Written exercise
Look over the lines below. Report each one that includes the string "label".

Extracted entries
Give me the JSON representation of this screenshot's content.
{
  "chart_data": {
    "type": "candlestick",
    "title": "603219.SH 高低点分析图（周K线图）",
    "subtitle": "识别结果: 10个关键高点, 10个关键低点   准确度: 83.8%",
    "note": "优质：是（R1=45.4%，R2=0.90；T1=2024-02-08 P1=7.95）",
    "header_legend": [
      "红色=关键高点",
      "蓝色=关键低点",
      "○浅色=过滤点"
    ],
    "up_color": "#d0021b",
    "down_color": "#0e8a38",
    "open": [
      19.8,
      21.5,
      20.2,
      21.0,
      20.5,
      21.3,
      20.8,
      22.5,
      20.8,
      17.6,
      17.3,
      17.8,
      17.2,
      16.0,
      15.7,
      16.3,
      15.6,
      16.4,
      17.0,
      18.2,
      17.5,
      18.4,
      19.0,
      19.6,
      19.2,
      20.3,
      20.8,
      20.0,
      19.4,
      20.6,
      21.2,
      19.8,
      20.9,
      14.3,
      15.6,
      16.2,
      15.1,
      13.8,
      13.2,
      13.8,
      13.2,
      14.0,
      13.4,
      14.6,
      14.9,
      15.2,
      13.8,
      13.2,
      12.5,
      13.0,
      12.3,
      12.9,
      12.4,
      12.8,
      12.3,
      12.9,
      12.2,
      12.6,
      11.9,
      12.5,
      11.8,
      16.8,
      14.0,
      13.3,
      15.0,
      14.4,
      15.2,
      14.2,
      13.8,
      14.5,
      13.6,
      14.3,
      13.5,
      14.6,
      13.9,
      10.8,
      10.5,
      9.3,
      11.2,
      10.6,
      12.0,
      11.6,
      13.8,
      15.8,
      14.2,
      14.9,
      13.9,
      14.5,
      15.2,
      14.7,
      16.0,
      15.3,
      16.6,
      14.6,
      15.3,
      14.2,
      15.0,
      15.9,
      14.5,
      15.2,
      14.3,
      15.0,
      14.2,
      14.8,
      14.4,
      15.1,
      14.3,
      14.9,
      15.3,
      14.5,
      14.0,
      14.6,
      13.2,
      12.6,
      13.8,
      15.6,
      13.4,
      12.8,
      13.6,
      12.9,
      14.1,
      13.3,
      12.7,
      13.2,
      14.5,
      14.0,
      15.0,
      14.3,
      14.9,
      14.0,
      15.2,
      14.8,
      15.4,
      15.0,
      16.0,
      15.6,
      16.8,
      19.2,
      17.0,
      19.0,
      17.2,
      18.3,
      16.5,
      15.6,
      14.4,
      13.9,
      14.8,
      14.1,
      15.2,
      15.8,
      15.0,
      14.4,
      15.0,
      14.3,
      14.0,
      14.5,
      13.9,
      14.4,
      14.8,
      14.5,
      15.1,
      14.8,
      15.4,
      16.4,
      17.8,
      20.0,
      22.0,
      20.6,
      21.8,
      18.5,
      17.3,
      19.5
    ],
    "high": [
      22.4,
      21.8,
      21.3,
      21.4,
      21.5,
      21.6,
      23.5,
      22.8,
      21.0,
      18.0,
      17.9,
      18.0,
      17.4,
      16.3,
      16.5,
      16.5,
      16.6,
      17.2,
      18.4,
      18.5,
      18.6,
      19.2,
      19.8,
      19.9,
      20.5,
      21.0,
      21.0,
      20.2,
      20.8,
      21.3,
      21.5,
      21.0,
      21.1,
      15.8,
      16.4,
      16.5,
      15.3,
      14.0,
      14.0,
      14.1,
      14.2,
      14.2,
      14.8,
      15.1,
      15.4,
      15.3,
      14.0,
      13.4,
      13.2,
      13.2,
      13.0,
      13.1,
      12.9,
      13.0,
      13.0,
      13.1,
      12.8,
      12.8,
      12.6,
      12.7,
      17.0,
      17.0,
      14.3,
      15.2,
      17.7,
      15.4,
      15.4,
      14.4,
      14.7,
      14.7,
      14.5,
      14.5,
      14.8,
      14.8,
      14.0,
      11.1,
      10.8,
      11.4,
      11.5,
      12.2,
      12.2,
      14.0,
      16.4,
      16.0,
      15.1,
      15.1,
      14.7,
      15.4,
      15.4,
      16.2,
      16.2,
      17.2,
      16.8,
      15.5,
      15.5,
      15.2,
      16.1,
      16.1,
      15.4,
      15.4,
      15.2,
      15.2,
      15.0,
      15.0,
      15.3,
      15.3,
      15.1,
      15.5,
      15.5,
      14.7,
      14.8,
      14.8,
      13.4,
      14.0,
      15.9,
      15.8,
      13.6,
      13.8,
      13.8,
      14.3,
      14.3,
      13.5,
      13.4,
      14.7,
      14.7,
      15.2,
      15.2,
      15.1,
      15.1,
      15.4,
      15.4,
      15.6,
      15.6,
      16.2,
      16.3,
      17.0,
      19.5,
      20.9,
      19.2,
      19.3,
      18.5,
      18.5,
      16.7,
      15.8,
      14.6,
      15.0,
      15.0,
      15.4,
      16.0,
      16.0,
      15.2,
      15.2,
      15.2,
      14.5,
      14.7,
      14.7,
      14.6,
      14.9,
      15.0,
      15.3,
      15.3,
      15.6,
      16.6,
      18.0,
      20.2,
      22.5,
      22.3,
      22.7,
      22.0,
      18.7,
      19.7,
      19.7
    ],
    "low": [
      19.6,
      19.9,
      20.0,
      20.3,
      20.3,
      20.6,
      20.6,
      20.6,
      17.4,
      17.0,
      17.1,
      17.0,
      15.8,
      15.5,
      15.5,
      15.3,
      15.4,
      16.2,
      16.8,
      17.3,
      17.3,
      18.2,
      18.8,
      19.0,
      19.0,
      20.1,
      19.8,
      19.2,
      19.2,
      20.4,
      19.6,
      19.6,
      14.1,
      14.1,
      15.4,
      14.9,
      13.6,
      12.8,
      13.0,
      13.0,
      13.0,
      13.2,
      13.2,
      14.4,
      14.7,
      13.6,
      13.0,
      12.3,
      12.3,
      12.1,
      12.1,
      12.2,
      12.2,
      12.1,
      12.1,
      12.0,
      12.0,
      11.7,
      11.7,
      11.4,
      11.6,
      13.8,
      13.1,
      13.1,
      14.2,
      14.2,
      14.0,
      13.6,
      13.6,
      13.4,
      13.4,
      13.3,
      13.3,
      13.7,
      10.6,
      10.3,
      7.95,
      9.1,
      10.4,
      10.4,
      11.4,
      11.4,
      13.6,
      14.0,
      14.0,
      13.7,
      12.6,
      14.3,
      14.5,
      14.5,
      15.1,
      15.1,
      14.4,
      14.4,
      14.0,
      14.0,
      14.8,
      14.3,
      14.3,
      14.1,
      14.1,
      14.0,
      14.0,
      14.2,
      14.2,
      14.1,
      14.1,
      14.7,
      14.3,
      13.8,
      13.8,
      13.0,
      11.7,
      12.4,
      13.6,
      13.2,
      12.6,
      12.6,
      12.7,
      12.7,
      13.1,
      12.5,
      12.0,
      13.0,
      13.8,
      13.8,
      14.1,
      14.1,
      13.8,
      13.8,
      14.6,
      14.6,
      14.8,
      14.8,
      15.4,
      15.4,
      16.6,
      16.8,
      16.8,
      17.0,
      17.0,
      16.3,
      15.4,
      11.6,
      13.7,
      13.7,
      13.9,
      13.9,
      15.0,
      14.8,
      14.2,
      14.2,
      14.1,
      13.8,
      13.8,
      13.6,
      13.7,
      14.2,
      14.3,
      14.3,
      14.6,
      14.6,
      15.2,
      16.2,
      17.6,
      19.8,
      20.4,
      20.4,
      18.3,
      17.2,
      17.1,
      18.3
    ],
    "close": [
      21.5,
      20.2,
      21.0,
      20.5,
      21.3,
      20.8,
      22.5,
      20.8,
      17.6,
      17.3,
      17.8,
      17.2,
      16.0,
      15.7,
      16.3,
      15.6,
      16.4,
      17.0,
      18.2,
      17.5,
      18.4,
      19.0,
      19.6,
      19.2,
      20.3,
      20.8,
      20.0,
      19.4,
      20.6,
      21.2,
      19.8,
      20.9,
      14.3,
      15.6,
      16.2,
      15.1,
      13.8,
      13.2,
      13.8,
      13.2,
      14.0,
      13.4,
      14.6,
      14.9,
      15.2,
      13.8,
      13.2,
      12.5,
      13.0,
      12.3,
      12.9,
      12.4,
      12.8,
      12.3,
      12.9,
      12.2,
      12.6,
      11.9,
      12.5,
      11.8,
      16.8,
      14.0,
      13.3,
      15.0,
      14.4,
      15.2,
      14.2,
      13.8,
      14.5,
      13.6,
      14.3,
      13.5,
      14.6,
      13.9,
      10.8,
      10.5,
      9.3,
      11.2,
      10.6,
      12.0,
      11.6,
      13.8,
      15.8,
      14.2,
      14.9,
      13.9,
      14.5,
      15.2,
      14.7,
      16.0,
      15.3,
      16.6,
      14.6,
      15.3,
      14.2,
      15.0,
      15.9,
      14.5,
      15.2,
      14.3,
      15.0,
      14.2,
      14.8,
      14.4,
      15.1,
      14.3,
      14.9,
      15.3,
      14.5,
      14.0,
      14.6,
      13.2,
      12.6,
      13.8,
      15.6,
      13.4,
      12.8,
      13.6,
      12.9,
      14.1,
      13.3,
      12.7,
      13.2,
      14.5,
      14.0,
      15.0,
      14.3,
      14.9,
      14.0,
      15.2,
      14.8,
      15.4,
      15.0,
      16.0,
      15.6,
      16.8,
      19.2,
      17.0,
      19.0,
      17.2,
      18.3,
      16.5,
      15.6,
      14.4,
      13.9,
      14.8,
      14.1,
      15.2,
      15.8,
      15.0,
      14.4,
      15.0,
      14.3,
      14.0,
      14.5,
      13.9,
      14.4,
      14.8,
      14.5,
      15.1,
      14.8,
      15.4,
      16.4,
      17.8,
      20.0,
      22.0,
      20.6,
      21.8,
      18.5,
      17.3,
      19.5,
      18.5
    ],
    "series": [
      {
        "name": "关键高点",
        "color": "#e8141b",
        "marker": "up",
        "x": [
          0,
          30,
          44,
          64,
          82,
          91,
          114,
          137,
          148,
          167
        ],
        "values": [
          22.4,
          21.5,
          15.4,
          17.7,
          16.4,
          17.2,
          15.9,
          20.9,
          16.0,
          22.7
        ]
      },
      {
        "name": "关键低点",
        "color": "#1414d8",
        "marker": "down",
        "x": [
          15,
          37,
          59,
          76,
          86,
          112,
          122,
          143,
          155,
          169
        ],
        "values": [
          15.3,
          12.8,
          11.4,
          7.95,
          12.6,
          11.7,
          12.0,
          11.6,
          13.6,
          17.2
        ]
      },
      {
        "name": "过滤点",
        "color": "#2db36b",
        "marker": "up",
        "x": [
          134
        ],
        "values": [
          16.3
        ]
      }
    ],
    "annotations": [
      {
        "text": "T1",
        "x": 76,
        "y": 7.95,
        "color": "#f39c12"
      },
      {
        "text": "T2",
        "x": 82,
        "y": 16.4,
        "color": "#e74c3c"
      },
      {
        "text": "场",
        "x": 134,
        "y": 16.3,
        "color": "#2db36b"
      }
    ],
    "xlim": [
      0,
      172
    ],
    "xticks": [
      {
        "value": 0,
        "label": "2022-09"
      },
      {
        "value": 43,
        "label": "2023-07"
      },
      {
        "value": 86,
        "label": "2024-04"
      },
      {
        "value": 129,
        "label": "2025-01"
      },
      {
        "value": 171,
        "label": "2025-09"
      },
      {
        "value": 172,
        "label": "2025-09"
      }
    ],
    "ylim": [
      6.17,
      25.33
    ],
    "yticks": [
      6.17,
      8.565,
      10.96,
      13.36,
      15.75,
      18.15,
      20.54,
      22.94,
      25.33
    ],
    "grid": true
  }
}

Answer in full
        "label": "2022-09"
        "label": "2023-07"
        "label": "2024-04"
        "label": "2025-01"
        "label": "2025-09"
        "label": "2025-09"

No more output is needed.